§ **Required work**
In the entries that follow, how many lines hold the string "France"? Give only that number.

§ **Supplied material**
================

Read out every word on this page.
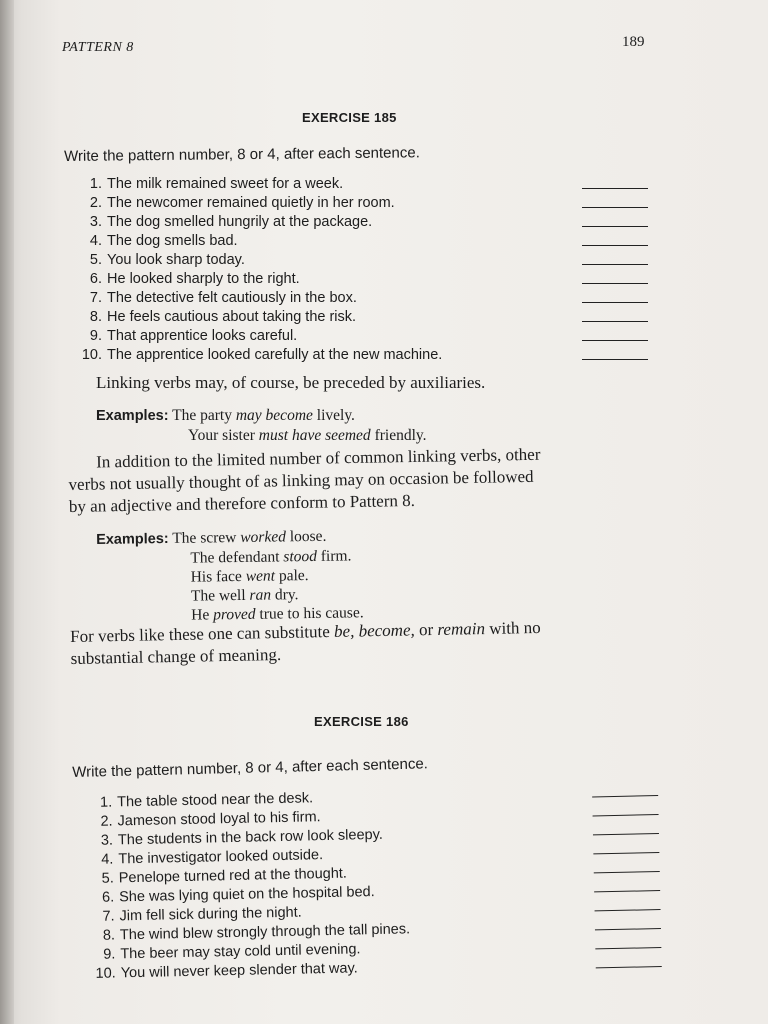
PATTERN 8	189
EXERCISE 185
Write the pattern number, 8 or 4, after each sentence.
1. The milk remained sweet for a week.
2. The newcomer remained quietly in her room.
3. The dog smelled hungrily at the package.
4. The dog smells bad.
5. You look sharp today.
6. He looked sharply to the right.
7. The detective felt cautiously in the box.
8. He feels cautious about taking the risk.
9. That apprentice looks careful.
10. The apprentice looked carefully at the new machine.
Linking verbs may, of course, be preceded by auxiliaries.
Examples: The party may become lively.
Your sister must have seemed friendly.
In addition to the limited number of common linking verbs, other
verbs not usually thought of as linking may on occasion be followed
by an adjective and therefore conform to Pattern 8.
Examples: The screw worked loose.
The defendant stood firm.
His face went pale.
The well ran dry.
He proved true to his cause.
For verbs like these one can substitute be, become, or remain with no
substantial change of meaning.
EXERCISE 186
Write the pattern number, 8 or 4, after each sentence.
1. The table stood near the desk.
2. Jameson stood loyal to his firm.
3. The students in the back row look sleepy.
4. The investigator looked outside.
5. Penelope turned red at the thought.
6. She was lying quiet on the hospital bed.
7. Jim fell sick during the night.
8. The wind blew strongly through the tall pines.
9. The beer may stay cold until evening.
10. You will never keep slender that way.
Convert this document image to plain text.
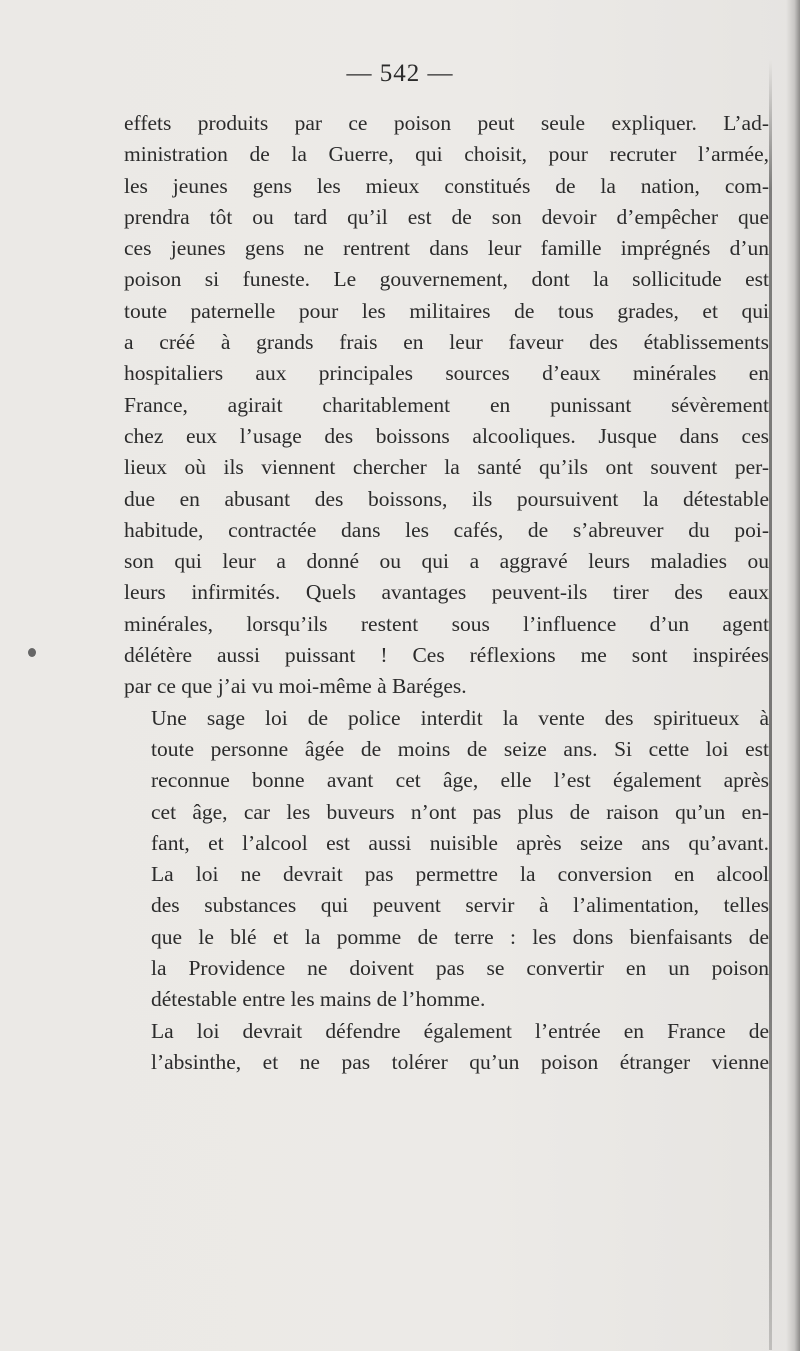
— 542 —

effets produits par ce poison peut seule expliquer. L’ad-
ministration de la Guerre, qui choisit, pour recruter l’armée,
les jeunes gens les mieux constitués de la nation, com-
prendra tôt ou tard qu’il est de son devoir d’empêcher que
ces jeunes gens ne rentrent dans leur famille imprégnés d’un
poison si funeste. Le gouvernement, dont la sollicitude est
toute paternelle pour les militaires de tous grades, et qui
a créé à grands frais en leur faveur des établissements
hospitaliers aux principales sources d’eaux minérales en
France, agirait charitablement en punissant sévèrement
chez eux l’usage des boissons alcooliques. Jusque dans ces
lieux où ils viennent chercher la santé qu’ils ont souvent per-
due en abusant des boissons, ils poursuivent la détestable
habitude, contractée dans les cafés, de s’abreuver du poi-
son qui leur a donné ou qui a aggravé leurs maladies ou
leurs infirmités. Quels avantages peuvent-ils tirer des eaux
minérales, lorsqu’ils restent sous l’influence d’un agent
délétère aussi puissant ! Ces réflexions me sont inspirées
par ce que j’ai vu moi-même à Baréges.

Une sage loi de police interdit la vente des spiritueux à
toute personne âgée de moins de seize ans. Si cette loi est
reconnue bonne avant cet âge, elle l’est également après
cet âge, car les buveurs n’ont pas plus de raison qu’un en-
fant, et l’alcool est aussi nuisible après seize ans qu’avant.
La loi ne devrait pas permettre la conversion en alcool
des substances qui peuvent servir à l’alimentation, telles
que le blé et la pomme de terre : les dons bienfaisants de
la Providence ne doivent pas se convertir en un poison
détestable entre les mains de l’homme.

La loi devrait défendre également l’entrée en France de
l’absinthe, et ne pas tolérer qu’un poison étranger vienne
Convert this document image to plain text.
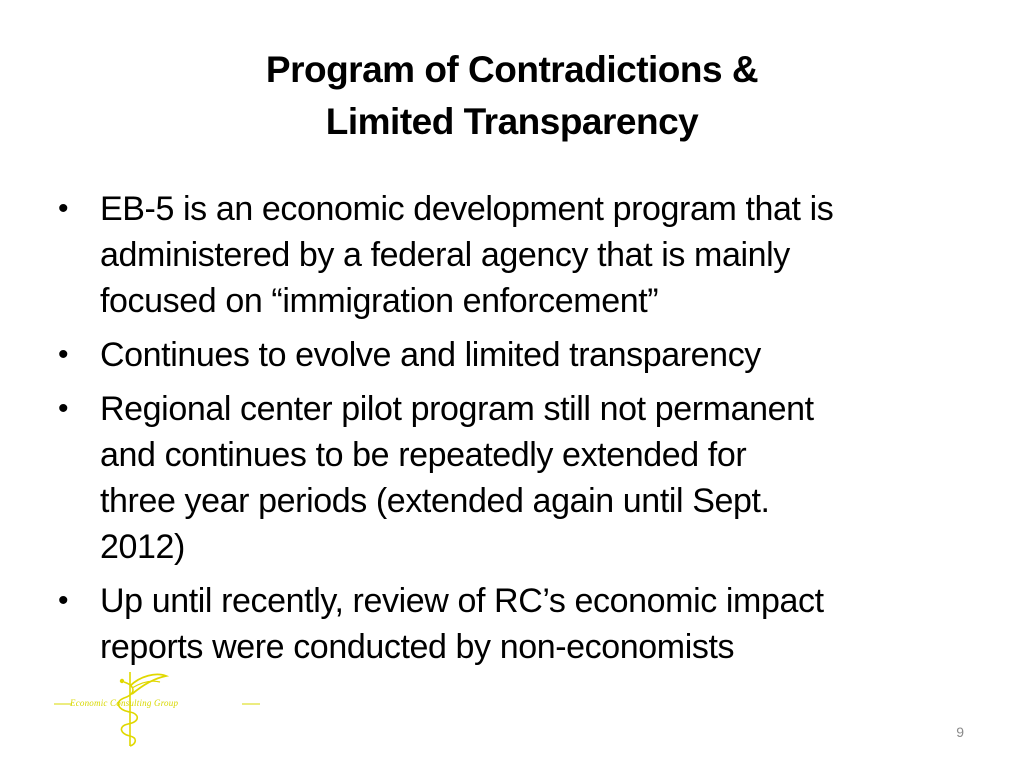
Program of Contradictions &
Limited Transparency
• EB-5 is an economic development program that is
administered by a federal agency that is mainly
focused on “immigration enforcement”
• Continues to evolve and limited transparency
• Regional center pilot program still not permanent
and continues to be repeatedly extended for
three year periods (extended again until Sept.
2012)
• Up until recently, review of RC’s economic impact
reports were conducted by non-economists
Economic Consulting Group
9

================

§ **Right answer**
2